> **What this task involves**:
Records follow. Select each line holding "jest".

Records contained in a dataset
↓
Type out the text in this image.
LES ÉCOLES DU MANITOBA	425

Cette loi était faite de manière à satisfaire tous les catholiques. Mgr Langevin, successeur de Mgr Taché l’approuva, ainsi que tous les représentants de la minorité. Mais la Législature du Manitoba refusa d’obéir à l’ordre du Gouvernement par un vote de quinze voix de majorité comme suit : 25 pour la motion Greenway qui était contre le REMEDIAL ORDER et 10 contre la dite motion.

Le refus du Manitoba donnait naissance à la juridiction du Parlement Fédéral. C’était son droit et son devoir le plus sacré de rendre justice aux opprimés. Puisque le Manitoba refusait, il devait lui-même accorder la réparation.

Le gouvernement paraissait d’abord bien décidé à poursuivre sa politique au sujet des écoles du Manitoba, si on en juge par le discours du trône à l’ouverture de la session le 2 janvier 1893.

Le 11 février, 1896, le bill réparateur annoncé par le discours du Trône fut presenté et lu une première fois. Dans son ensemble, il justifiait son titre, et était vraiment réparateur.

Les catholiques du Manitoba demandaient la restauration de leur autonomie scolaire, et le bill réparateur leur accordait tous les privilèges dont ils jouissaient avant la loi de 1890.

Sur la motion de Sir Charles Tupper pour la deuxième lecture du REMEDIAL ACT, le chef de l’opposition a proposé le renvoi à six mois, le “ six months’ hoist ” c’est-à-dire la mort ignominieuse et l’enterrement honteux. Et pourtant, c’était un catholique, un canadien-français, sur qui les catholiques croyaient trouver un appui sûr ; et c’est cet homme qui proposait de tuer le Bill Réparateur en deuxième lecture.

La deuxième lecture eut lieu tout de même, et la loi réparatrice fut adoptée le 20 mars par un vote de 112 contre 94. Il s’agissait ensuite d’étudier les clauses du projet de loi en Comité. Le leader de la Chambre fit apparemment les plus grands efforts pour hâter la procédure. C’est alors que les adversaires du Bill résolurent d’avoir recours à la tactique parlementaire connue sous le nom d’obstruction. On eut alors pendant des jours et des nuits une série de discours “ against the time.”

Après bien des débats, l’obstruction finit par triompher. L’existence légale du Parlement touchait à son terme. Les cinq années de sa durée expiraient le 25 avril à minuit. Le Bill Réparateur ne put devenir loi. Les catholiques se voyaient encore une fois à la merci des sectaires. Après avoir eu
↑
↓
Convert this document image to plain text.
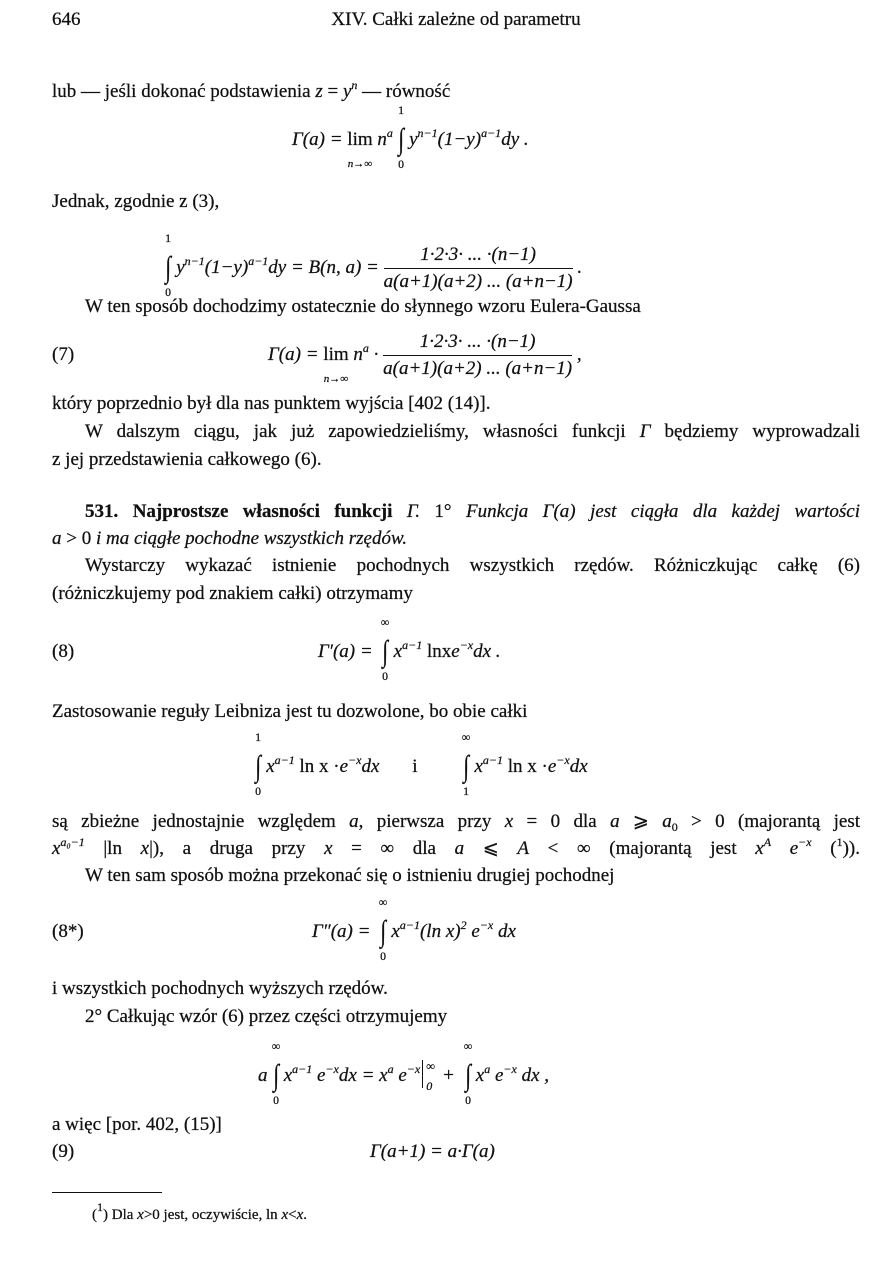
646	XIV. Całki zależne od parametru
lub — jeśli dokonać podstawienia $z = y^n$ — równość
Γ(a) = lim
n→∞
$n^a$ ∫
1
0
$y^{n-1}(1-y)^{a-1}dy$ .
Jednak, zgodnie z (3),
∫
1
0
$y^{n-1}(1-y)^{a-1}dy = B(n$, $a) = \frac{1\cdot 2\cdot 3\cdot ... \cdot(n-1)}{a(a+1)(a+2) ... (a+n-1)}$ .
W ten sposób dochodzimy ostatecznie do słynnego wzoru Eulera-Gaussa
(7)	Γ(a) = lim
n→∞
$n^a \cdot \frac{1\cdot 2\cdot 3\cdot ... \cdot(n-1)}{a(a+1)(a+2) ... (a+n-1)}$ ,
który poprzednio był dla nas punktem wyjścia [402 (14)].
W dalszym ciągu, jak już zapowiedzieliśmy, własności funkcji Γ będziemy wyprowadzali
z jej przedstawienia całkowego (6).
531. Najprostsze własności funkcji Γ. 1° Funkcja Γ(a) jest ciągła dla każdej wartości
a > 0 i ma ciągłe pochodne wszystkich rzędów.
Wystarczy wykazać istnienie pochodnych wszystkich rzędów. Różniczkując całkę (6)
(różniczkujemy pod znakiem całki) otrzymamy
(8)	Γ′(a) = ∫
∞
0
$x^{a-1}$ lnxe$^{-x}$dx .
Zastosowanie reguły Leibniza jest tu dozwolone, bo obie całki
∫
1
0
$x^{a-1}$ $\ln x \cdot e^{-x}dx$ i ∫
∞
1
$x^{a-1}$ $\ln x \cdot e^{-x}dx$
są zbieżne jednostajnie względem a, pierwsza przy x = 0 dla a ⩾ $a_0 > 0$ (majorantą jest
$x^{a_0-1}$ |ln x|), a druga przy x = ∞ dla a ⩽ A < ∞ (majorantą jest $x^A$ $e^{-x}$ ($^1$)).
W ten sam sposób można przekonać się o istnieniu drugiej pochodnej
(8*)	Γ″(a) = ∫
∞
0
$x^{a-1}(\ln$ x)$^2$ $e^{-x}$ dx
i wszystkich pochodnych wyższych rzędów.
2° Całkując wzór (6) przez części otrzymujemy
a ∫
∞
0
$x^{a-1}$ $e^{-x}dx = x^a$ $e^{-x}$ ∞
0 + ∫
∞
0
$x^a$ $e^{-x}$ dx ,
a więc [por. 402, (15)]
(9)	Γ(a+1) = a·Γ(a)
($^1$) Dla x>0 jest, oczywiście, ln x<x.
↑
> **Expected answer**:
531. Najprostsze własności funkcji Γ. 1° Funkcja Γ(a) jest ciągła dla każdej wartości
Zastosowanie reguły Leibniza jest tu dozwolone, bo obie całki
są zbieżne jednostajnie względem a, pierwsza przy x = 0 dla a ⩾ $a_0 > 0$ (majorantą jest
$x^{a_0-1}$ |ln x|), a druga przy x = ∞ dla a ⩽ A < ∞ (majorantą jest $x^A$ $e^{-x}$ ($^1$)).
($^1$) Dla x>0 jest, oczywiście, ln x<x.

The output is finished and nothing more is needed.